══ Records to process ══

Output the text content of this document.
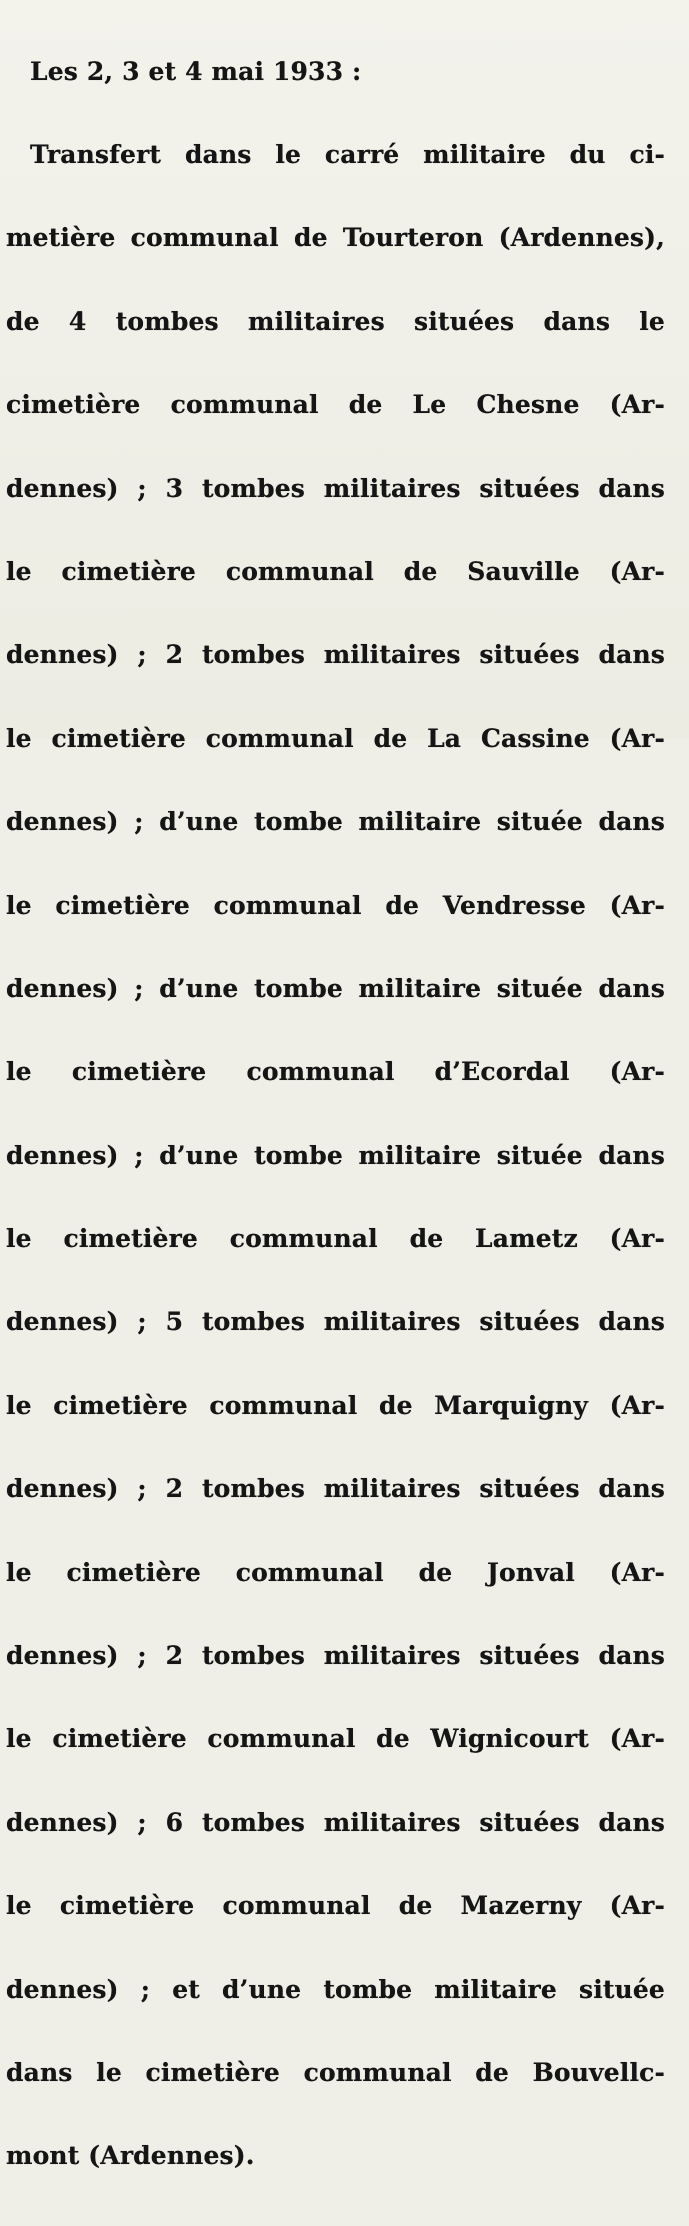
Les 2, 3 et 4 mai 1933 :

Transfert dans le carré militaire du ci-

metière communal de Tourteron (Ardennes),

de 4 tombes militaires situées dans le

cimetière communal de Le Chesne (Ar-

dennes) ; 3 tombes militaires situées dans

le cimetière communal de Sauville (Ar-

dennes) ; 2 tombes militaires situées dans

le cimetière communal de La Cassine (Ar-

dennes) ; d’une tombe militaire située dans

le cimetière communal de Vendresse (Ar-

dennes) ; d’une tombe militaire située dans

le cimetière communal d’Ecordal (Ar-

dennes) ; d’une tombe militaire située dans

le cimetière communal de Lametz (Ar-

dennes) ; 5 tombes militaires situées dans

le cimetière communal de Marquigny (Ar-

dennes) ; 2 tombes militaires situées dans

le cimetière communal de Jonval (Ar-

dennes) ; 2 tombes militaires situées dans

le cimetière communal de Wignicourt (Ar-

dennes) ; 6 tombes militaires situées dans

le cimetière communal de Mazerny (Ar-

dennes) ; et d’une tombe militaire située

dans le cimetière communal de Bouvellc-

mont (Ardennes).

═══

*Given task*: Copy each line of the listing that contains the string "Ardennes".

*Response for this exercise*:
metière communal de Tourteron (Ardennes),
mont (Ardennes).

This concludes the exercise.